→ SET EXERCISE: Copy out each line in the material below that has the word "Expense".

→ RECORDS TO PROCESS:
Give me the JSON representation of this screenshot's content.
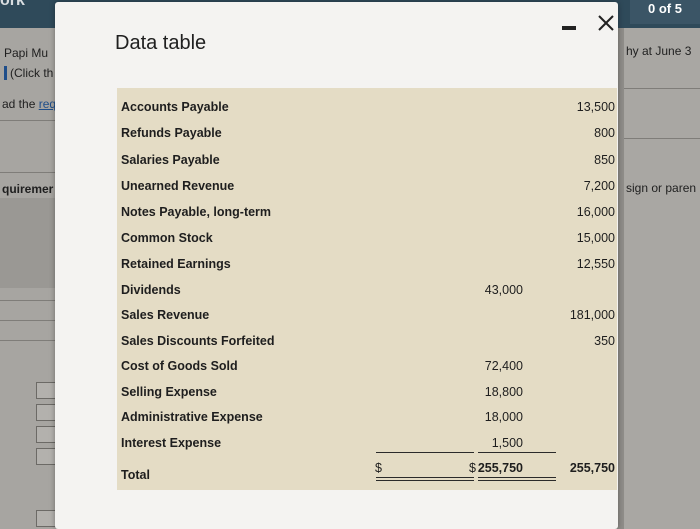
{
  "background": {
    "top_left": "ork",
    "progress": "0 of 5",
    "left_lines": [
      "Papi Mu",
      "(Click th",
      "ad the ",
      "req",
      "quiremer"
    ],
    "right_lines": [
      "hy at June 3",
      "sign or paren"
    ]
  },
  "modal": {
    "title": "Data table"
  },
  "table": {
    "rows": [
      {
        "label": "Accounts Payable",
        "debit": "",
        "credit": "13,500"
      },
      {
        "label": "Refunds Payable",
        "debit": "",
        "credit": "800"
      },
      {
        "label": "Salaries Payable",
        "debit": "",
        "credit": "850"
      },
      {
        "label": "Unearned Revenue",
        "debit": "",
        "credit": "7,200"
      },
      {
        "label": "Notes Payable, long-term",
        "debit": "",
        "credit": "16,000"
      },
      {
        "label": "Common Stock",
        "debit": "",
        "credit": "15,000"
      },
      {
        "label": "Retained Earnings",
        "debit": "",
        "credit": "12,550"
      },
      {
        "label": "Dividends",
        "debit": "43,000",
        "credit": ""
      },
      {
        "label": "Sales Revenue",
        "debit": "",
        "credit": "181,000"
      },
      {
        "label": "Sales Discounts Forfeited",
        "debit": "",
        "credit": "350"
      },
      {
        "label": "Cost of Goods Sold",
        "debit": "72,400",
        "credit": ""
      },
      {
        "label": "Selling Expense",
        "debit": "18,800",
        "credit": ""
      },
      {
        "label": "Administrative Expense",
        "debit": "18,000",
        "credit": ""
      },
      {
        "label": "Interest Expense",
        "debit": "1,500",
        "credit": ""
      }
    ],
    "total": {
      "label": "Total",
      "currency": "$",
      "debit": "255,750",
      "credit": "255,750"
    }
  },
  "colors": {
    "table_bg": "#e4dcc5",
    "modal_bg": "#f4f3f1"
  }
}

→ RESULT OF THIS EXERCISE:
        "label": "Selling Expense",
        "label": "Administrative Expense",
        "label": "Interest Expense",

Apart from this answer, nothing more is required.